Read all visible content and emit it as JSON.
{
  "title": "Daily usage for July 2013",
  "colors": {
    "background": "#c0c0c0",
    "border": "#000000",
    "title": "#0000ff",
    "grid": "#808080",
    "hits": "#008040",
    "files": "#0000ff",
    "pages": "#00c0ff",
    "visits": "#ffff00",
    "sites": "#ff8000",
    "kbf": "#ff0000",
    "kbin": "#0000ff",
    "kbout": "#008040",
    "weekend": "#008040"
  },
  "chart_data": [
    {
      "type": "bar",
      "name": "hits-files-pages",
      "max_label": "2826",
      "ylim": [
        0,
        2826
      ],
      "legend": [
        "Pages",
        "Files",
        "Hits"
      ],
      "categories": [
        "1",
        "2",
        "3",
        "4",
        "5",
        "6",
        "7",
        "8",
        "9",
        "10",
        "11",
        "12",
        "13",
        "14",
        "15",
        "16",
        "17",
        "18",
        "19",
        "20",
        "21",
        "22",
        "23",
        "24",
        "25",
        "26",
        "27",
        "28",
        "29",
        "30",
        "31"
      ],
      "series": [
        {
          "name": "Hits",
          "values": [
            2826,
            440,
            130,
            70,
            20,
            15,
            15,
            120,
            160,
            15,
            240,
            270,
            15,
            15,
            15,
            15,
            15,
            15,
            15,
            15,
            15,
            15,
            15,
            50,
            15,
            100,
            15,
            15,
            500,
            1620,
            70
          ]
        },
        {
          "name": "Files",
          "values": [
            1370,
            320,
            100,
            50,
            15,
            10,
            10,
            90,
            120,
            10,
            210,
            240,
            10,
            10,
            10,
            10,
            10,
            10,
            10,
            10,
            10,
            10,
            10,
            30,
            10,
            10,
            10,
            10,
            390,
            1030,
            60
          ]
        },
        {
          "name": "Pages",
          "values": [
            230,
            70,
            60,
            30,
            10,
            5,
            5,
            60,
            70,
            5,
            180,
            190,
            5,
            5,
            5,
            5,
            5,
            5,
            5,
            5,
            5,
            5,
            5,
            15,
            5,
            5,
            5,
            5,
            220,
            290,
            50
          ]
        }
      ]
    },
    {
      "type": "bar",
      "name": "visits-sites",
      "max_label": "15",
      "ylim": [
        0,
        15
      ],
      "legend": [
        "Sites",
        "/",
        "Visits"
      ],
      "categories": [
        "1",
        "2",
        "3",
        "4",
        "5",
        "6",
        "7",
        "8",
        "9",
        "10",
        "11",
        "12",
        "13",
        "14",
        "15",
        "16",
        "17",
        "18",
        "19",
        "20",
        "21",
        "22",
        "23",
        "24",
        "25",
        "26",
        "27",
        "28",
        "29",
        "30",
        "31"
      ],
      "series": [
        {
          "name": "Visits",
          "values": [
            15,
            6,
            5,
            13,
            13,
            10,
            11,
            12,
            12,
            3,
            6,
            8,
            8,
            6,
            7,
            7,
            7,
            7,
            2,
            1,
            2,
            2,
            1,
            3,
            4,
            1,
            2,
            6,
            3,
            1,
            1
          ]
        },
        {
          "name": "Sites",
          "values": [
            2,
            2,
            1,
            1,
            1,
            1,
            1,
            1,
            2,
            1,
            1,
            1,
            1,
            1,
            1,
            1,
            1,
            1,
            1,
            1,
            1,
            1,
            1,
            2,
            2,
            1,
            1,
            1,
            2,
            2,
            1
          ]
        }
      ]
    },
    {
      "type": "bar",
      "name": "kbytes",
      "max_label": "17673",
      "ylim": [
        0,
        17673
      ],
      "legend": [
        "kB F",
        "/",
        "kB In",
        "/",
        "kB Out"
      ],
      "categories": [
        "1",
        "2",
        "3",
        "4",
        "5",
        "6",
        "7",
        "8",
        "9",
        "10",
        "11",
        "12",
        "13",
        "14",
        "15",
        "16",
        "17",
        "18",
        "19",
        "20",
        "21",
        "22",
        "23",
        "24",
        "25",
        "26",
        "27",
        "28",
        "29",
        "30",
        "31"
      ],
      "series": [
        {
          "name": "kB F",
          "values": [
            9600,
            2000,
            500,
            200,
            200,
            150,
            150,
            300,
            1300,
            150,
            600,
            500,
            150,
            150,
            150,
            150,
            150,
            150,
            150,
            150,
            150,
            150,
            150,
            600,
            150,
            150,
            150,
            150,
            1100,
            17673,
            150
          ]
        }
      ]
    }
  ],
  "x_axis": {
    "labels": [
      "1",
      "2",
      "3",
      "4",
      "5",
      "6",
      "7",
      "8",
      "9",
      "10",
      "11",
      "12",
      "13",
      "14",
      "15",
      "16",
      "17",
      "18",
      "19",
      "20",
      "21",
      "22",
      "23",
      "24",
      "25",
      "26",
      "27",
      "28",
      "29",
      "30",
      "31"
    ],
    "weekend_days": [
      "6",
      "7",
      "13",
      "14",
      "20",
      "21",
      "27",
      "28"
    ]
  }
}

# # # #

• _Written problem_
In the records above, locate the lines holding the word "name". Copy each of them.

• _Solution below_
      "name": "hits-files-pages",
          "name": "Hits",
          "name": "Files",
          "name": "Pages",
      "name": "visits-sites",
          "name": "Visits",
          "name": "Sites",
      "name": "kbytes",
          "name": "kB F",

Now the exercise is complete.